ENTRIES PROVIDED:
## START
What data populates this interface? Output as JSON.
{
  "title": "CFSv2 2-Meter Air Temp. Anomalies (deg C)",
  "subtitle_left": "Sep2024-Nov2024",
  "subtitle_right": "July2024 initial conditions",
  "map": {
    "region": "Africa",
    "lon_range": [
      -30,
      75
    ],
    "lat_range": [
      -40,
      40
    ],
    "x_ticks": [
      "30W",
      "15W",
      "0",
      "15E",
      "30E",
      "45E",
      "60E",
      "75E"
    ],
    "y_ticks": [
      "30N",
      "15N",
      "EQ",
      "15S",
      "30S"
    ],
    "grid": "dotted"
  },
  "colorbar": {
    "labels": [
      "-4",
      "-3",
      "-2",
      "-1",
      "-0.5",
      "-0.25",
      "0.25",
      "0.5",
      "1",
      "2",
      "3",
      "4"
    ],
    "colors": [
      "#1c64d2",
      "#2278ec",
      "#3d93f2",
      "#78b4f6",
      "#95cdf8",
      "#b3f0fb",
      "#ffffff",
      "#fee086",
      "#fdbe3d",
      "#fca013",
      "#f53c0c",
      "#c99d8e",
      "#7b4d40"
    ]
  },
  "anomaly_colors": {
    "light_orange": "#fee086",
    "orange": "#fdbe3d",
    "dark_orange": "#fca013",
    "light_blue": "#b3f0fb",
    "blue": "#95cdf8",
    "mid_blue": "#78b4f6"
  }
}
## END
PROBLEM TO WORK ON: Extract, word for word, each line of the listing above.

TASK ANSWER:
What data populates this interface? Output as JSON.
{
  "title": "CFSv2 2-Meter Air Temp. Anomalies (deg C)",
  "subtitle_left": "Sep2024-Nov2024",
  "subtitle_right": "July2024 initial conditions",
  "map": {
    "region": "Africa",
    "lon_range": [
      -30,
      75
    ],
    "lat_range": [
      -40,
      40
    ],
    "x_ticks": [
      "30W",
      "15W",
      "0",
      "15E",
      "30E",
      "45E",
      "60E",
      "75E"
    ],
    "y_ticks": [
      "30N",
      "15N",
      "EQ",
      "15S",
      "30S"
    ],
    "grid": "dotted"
  },
  "colorbar": {
    "labels": [
      "-4",
      "-3",
      "-2",
      "-1",
      "-0.5",
      "-0.25",
      "0.25",
      "0.5",
      "1",
      "2",
      "3",
      "4"
    ],
    "colors": [
      "#1c64d2",
      "#2278ec",
      "#3d93f2",
      "#78b4f6",
      "#95cdf8",
      "#b3f0fb",
      "#ffffff",
      "#fee086",
      "#fdbe3d",
      "#fca013",
      "#f53c0c",
      "#c99d8e",
      "#7b4d40"
    ]
  },
  "anomaly_colors": {
    "light_orange": "#fee086",
    "orange": "#fdbe3d",
    "dark_orange": "#fca013",
    "light_blue": "#b3f0fb",
    "blue": "#95cdf8",
    "mid_blue": "#78b4f6"
  }
}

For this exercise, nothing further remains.